* **Passage shown**
++++

Hey, everyone. "Moriarty" here with some Rumblings From The Lab.

I’d like to thank my anonymous benefactor.

Saturday night, I spent most of the evening showing my girlfriend THE EMPIRE STRIKES BACK, since she’s never seen any of the STAR WARS films and she wants to go to the 12:01 screening of it with us on Wednesday night. It’s fun watching them through fresh eyes, and she’s warming up to them as they go. When I came home, though, I found an envelope just inside the front gate of the building with one word scrawled across the front: MORIARTY.

Happens all the time. Mysterious packages appear on my doorstep, and I have no idea where they come from. People get edgy when they’re sending you things that are current or volatile or hard to find, and they do their best to cover their tracks. After all, I can’t give a source away, even accidentally, if I don’t know who they are.

++++

* **Work task 1**
Transcribe the portion of the Rumblings From The Lab column between "I’d like to" and "who they are.", inclusive.
* **Work task 2**
Write the next part of the Rumblings From The Lab column, picking up right after its last sentence.
The listing that comes next is separate material, unrelated to the Rumblings From The Lab column.

* **Supplied material**
++++

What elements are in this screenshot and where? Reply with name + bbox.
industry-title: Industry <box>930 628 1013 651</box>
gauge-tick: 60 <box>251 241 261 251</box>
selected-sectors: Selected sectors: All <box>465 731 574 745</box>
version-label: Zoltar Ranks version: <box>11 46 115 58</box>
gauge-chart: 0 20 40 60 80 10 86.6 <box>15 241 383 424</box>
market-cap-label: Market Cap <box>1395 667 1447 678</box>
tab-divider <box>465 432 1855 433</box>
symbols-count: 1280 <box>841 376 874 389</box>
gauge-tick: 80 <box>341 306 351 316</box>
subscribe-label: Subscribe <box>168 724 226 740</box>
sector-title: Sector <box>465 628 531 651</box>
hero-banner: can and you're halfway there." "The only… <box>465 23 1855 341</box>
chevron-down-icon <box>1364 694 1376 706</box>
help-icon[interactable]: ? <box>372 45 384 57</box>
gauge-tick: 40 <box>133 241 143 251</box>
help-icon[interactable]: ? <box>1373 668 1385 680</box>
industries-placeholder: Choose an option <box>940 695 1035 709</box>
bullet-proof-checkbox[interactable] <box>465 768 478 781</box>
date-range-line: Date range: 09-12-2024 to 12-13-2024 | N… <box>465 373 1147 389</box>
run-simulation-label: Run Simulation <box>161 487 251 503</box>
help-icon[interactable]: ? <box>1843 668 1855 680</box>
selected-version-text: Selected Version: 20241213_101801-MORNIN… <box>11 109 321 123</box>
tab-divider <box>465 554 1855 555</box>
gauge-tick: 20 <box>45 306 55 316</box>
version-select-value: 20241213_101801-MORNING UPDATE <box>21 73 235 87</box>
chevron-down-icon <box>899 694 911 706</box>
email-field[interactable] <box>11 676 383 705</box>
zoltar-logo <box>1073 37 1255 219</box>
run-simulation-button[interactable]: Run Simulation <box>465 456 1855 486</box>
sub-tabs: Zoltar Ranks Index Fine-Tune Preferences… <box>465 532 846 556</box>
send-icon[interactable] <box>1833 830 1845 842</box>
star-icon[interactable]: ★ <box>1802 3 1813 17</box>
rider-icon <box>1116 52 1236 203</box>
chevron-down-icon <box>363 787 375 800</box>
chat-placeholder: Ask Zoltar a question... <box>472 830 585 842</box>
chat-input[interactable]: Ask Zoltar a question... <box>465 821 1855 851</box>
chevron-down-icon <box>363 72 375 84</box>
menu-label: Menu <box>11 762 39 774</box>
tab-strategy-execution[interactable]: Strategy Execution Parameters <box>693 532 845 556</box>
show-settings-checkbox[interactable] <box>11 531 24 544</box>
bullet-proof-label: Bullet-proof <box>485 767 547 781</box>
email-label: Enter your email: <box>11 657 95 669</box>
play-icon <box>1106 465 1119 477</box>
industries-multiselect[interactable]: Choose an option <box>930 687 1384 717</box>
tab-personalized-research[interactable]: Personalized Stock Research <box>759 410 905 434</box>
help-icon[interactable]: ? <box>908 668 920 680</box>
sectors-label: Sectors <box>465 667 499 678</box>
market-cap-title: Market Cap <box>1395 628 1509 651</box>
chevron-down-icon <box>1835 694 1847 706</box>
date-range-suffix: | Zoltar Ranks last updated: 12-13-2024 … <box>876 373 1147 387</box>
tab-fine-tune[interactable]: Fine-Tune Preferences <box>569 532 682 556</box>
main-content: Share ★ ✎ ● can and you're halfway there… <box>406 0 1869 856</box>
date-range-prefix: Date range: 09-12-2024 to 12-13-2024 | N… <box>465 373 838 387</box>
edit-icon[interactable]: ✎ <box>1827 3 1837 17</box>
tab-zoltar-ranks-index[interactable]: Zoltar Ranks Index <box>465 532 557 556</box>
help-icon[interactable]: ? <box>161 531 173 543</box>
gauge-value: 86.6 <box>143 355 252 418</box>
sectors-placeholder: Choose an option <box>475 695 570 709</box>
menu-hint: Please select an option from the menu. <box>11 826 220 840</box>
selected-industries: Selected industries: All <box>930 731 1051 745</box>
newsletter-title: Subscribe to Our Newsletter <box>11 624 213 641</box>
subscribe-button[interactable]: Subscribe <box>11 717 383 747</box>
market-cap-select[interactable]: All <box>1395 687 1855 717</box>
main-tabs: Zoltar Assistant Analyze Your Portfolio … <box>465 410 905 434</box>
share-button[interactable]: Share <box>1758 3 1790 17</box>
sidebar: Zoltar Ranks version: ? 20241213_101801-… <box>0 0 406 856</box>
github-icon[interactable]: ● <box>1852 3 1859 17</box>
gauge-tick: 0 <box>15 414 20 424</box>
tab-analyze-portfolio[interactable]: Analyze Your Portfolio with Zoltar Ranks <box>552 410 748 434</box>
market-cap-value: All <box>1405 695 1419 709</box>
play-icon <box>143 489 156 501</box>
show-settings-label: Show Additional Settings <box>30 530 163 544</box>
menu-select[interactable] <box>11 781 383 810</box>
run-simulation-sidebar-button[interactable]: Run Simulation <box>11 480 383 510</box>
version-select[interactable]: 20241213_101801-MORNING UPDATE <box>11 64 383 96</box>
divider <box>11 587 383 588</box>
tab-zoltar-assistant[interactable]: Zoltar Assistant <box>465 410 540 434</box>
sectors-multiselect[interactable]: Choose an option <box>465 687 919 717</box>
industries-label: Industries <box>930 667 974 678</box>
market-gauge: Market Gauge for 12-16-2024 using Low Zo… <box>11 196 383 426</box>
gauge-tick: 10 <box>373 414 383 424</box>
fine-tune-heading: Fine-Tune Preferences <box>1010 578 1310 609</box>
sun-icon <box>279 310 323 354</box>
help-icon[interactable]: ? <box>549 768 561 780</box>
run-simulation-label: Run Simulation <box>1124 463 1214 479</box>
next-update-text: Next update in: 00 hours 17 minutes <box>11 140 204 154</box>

++++

* **Exercise result 1**
I’d like to thank my anonymous benefactor.

Saturday night, I spent most of the evening showing my girlfriend THE EMPIRE STRIKES BACK, since she’s never seen any of the STAR WARS films and she wants to go to the 12:01 screening of it with us on Wednesday night. It’s fun watching them through fresh eyes, and she’s warming up to them as they go. When I came home, though, I found an envelope just inside the front gate of the building with one word scrawled across the front: MORIARTY.

Happens all the time. Mysterious packages appear on my doorstep, and I have no idea where they come from. People get edgy when they’re sending you things that are current or volatile or hard to find, and they do their best to cover their tracks. After all, I can’t give a source away, even accidentally, if I don’t know who they are.

* **Exercise result 2**
So I get inside and I open the envelope, and there’s X-MEN 2. Clean. Just came out of a copier somewhere. 109 pages, with “PRODUCTION DRAFT 4-30-02” on the title page. It’s credited to David Hayter, with a story by David Hayter and Bryan Singer, and current revisions by Michael Dougherty & Dan Harris. By now, we’re all fairly familiar with the stories about Zak Penn and David Hayter developing separate drafts of the scripts, almost like a competition, with the studio eventually choosing what they felt was the stronger of the two ideas, picking the bones of the other if there was anything worthwhile. I thought it sounded like a terrible way to develop a sequel, and I was particularly discouraged by the idea that Tom DeSanto wasn’t involved, considering how important his input was on the first film. His was the pure heart of a fan that Singer used as his compass, and no matter what odds seemed stacked against X-MEN while it was in production... and there were times when it seemed like it would have to be a catastrophe... somehow they managed to create a film that delivered on the spirit of the X-MEN, that brought the team to full and vivid life and promised even greater things to come.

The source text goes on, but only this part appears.